## [WORK TO BE COMPLETED]
From the material below, extract every line that contains the word "Commissioni".

— start of RAW DATA —

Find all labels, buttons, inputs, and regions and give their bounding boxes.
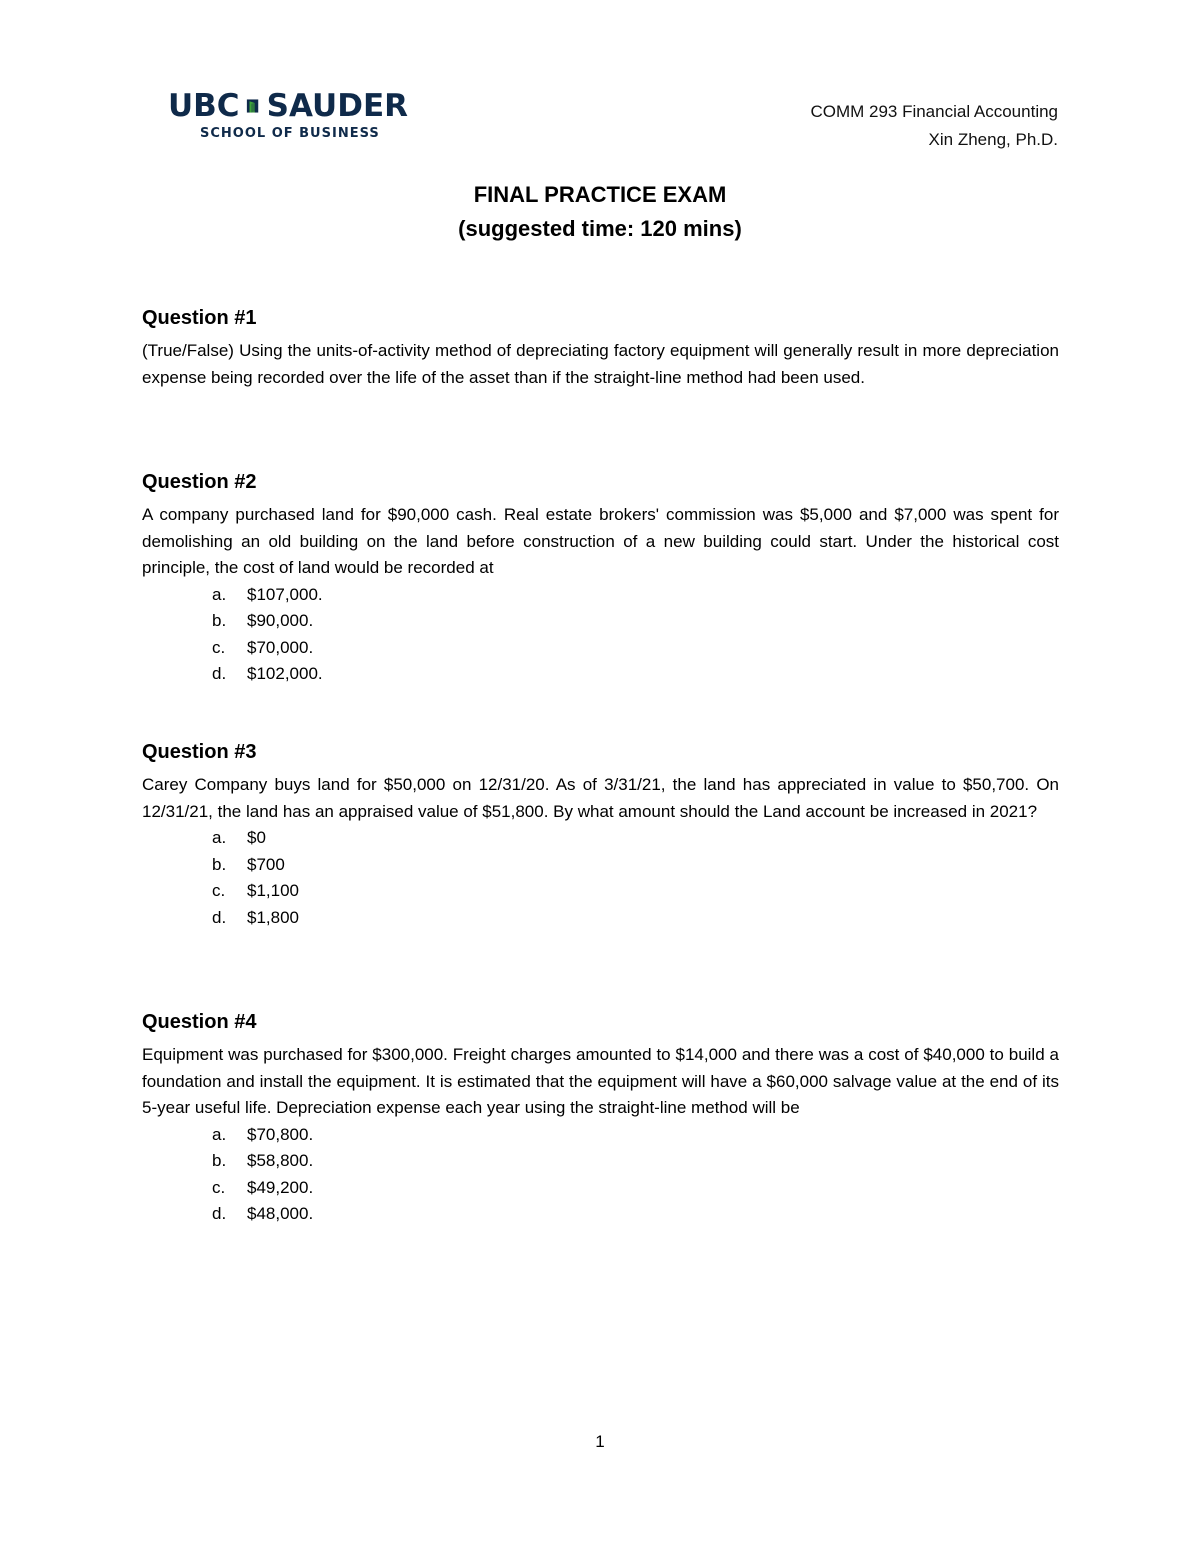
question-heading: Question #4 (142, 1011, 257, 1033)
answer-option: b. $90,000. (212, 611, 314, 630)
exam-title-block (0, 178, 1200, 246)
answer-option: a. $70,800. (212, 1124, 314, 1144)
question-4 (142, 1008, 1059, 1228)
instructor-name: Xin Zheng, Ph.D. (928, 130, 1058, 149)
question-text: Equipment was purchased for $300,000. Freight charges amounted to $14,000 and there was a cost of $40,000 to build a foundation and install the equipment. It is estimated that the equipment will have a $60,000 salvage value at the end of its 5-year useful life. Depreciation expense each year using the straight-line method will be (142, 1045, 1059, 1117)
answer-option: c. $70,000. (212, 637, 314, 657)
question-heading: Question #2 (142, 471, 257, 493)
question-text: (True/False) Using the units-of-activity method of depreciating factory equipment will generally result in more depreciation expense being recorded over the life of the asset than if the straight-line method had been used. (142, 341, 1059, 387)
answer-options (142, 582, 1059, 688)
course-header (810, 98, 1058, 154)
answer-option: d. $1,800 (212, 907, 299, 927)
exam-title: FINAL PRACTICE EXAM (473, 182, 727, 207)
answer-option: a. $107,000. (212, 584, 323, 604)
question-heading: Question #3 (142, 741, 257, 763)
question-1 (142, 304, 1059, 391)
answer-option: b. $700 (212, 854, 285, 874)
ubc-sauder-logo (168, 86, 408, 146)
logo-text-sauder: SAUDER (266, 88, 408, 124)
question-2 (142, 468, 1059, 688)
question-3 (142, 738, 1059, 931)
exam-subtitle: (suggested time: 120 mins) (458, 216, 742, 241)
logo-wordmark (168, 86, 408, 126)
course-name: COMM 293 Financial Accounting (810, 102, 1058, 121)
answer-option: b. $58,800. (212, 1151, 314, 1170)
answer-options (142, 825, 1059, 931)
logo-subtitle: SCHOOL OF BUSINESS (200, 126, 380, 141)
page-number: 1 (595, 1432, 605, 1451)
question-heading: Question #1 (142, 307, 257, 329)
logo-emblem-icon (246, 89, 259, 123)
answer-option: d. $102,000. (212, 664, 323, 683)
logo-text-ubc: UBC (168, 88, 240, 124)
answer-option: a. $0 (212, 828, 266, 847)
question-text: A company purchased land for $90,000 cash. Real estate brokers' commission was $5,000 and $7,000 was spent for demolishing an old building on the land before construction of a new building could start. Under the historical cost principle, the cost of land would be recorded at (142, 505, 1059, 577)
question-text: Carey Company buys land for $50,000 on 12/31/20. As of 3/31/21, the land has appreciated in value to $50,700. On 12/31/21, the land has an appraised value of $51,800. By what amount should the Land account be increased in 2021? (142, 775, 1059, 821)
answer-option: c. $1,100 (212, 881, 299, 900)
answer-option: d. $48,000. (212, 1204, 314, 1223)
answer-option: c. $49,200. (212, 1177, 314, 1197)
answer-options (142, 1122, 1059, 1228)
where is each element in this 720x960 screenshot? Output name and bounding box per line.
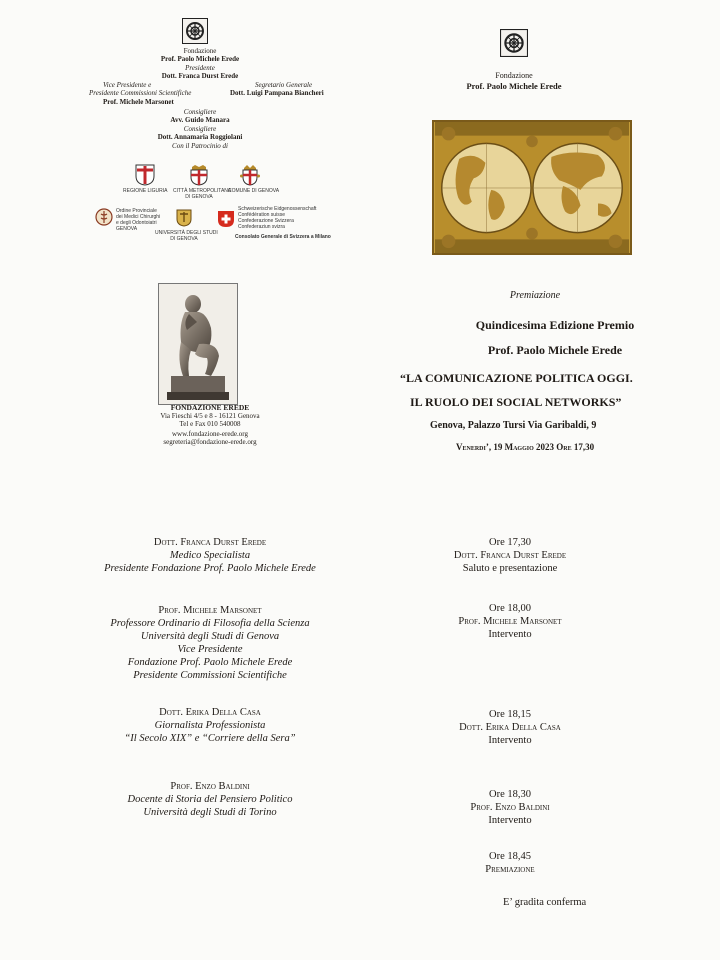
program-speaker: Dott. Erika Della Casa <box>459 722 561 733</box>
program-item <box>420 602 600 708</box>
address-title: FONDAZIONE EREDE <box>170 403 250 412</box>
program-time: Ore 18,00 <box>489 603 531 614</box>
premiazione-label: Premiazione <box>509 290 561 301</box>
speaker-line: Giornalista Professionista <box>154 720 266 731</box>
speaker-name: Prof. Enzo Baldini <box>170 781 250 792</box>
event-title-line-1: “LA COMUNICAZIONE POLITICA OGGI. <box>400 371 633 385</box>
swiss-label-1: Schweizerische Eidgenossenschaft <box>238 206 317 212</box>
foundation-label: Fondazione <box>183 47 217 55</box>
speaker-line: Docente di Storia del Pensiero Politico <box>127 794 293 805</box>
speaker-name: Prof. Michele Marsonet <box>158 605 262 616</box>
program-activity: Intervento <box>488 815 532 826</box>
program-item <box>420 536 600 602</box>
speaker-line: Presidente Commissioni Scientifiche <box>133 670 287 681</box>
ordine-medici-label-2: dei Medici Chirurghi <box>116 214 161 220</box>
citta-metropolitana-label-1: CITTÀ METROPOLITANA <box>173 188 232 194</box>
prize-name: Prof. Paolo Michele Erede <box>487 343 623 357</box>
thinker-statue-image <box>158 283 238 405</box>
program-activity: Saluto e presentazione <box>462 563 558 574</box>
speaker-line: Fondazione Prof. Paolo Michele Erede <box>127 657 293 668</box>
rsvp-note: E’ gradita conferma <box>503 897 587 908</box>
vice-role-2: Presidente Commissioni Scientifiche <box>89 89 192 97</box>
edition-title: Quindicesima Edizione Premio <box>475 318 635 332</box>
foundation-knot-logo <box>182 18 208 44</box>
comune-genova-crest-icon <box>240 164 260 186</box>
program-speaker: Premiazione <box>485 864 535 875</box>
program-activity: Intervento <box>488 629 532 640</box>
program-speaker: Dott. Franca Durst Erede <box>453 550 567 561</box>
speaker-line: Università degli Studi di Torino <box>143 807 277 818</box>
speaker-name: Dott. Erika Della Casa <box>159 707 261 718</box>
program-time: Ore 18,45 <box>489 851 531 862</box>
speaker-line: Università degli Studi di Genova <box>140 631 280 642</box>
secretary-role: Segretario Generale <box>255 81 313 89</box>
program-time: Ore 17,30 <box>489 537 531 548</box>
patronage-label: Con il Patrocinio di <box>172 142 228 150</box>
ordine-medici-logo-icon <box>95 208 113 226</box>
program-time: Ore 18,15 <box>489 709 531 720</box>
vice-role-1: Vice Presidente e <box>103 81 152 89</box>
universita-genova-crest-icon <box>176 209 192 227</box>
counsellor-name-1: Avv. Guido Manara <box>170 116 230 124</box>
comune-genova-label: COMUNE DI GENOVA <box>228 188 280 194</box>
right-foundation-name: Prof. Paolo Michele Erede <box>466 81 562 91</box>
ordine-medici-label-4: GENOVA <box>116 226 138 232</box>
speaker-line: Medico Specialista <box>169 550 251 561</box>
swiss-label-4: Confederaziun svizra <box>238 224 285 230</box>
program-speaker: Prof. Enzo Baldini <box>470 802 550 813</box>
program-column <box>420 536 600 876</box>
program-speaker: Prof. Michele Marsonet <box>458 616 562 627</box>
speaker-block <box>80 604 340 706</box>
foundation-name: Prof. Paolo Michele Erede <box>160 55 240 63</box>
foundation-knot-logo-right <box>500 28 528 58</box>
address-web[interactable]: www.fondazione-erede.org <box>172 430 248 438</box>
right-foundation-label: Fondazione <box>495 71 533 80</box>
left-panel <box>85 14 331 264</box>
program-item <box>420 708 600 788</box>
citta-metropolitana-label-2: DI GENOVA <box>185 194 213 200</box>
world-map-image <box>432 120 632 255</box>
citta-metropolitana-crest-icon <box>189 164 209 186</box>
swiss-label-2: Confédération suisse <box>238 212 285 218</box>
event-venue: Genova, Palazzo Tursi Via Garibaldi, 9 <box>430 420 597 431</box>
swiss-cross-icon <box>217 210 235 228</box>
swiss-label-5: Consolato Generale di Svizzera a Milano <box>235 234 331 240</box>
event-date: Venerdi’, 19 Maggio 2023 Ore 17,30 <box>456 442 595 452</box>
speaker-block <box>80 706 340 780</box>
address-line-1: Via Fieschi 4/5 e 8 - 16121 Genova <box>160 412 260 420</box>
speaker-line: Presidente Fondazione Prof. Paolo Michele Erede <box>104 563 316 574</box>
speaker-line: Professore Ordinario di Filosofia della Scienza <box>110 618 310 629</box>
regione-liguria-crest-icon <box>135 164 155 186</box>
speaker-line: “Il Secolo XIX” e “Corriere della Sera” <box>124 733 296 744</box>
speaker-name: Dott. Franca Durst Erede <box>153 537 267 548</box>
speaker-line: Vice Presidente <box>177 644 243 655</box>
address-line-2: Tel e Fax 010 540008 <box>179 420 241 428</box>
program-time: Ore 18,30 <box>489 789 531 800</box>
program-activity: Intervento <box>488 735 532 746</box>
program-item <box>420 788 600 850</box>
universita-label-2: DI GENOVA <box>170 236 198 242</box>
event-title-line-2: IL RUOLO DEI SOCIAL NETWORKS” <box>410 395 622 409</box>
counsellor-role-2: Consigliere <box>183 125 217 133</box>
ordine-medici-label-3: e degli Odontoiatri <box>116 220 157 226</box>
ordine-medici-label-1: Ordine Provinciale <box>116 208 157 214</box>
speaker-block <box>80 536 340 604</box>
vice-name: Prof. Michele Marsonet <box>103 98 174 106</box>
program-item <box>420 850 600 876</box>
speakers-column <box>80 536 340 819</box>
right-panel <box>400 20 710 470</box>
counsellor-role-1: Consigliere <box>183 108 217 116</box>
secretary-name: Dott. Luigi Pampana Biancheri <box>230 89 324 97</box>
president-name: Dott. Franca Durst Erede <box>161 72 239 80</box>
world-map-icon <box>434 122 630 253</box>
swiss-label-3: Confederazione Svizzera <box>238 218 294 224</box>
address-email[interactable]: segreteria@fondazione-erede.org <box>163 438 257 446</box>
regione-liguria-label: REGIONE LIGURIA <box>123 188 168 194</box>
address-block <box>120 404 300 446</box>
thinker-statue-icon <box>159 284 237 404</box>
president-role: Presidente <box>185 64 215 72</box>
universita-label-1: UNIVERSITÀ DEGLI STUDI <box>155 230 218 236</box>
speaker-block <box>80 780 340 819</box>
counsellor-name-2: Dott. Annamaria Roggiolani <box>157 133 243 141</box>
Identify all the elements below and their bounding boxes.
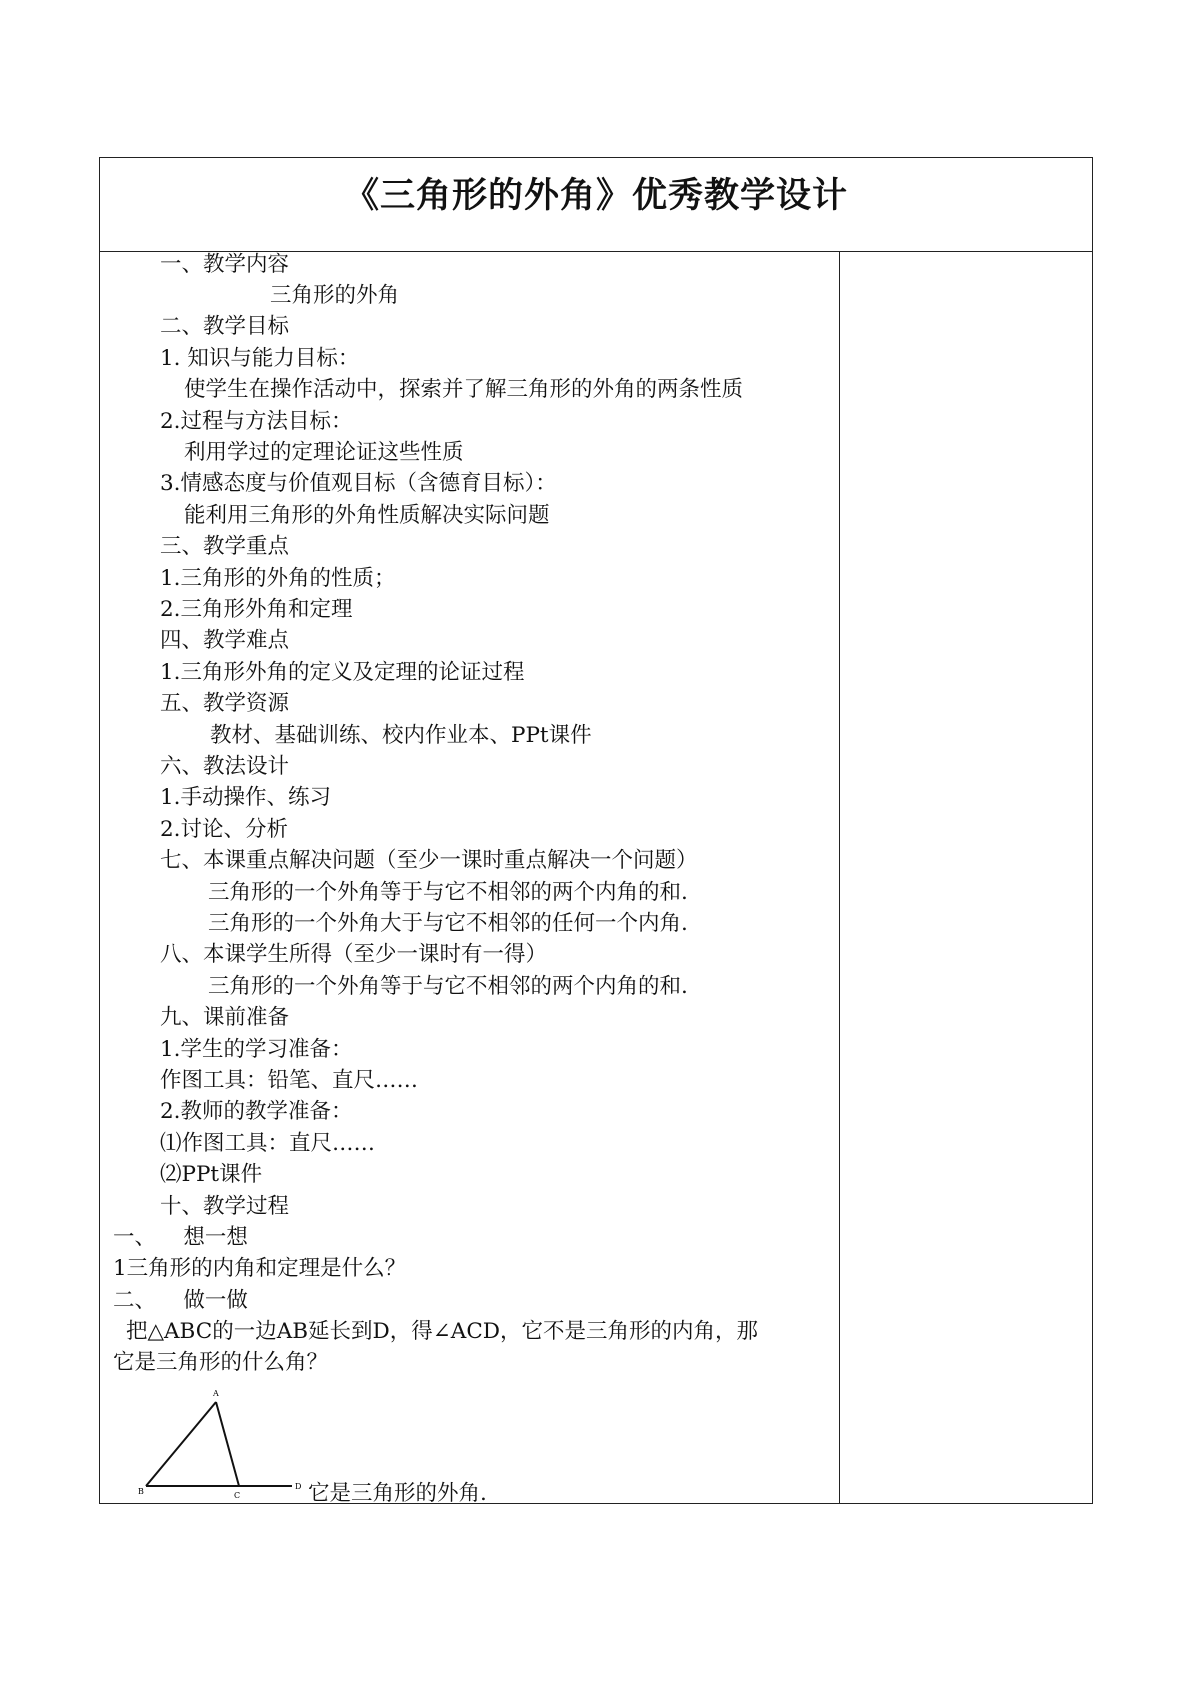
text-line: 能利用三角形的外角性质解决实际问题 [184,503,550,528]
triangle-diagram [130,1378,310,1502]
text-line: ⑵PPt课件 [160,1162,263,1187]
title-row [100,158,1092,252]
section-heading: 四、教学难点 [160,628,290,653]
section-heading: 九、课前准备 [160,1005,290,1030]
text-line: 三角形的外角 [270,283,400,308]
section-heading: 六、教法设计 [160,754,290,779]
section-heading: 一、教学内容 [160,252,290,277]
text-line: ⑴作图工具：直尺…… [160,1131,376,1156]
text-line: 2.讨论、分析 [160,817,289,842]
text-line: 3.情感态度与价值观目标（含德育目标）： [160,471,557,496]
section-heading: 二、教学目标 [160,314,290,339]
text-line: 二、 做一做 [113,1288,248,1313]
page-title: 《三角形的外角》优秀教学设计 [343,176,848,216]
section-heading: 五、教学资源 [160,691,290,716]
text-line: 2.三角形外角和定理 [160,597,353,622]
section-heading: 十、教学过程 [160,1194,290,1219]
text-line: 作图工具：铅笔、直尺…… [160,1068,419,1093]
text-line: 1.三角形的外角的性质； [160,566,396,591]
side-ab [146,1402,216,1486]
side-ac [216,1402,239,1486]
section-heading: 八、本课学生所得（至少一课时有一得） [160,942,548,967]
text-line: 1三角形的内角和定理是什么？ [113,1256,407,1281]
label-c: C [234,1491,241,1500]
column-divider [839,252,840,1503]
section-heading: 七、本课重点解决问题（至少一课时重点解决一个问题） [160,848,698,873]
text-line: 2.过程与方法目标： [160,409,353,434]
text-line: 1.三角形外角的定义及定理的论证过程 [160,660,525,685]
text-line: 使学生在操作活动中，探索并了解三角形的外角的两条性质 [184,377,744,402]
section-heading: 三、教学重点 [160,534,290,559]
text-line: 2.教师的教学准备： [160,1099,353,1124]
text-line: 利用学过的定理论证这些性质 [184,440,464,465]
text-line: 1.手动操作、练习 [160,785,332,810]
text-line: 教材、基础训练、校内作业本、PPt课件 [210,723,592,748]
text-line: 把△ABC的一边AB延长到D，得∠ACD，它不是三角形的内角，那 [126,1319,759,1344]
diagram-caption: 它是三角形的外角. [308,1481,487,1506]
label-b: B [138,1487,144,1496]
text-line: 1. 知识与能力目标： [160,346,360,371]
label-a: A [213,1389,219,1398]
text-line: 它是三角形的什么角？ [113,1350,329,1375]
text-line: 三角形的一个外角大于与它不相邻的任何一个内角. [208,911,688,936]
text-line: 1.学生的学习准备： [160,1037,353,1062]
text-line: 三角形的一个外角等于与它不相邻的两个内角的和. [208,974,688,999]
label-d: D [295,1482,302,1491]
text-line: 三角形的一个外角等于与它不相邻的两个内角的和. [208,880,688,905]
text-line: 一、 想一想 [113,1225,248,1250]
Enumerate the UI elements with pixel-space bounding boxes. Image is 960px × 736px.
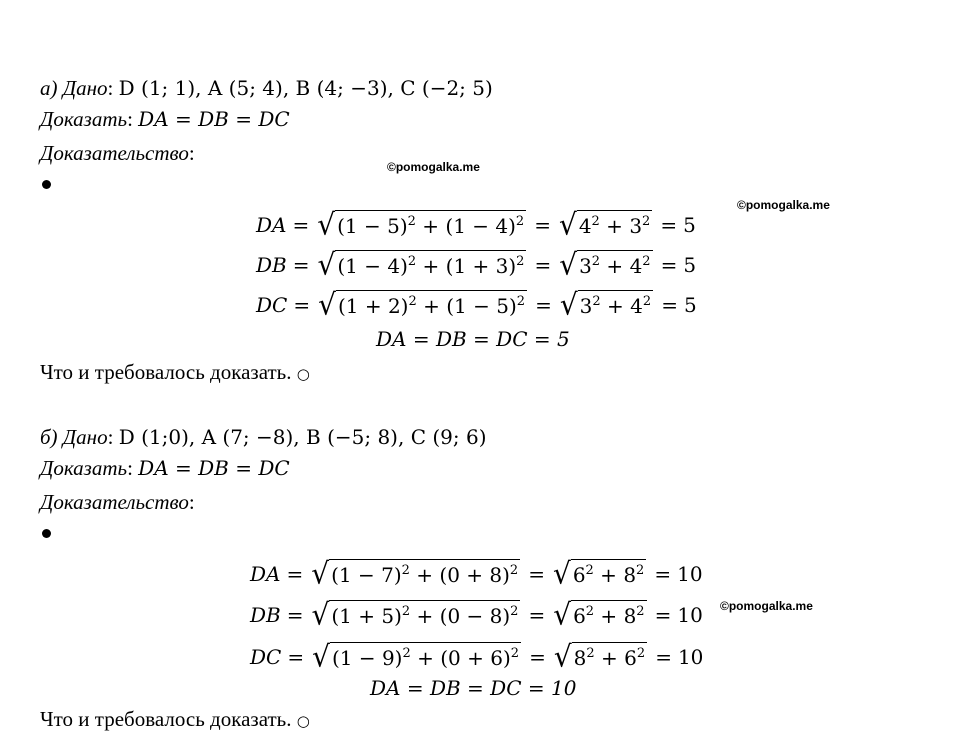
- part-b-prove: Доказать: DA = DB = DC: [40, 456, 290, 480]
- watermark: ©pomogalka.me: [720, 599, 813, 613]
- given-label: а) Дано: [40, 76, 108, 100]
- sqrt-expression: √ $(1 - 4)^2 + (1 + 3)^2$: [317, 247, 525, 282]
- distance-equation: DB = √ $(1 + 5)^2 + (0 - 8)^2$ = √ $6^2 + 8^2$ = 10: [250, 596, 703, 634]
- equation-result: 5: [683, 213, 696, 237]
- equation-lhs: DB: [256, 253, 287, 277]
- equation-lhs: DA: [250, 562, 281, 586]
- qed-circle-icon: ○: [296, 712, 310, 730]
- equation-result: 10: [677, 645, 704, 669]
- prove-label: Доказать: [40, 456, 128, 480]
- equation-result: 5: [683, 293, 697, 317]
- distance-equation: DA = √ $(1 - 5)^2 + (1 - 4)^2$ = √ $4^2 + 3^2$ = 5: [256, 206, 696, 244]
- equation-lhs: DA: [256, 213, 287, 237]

— end of RAW DATA —

## [OUTPUT OF THE EXERCISE]
speaker-line: Presidente Commissioni Scientifiche <box>133 670 287 681</box>
vice-role-2: Presidente Commissioni Scientifiche <box>89 89 192 97</box>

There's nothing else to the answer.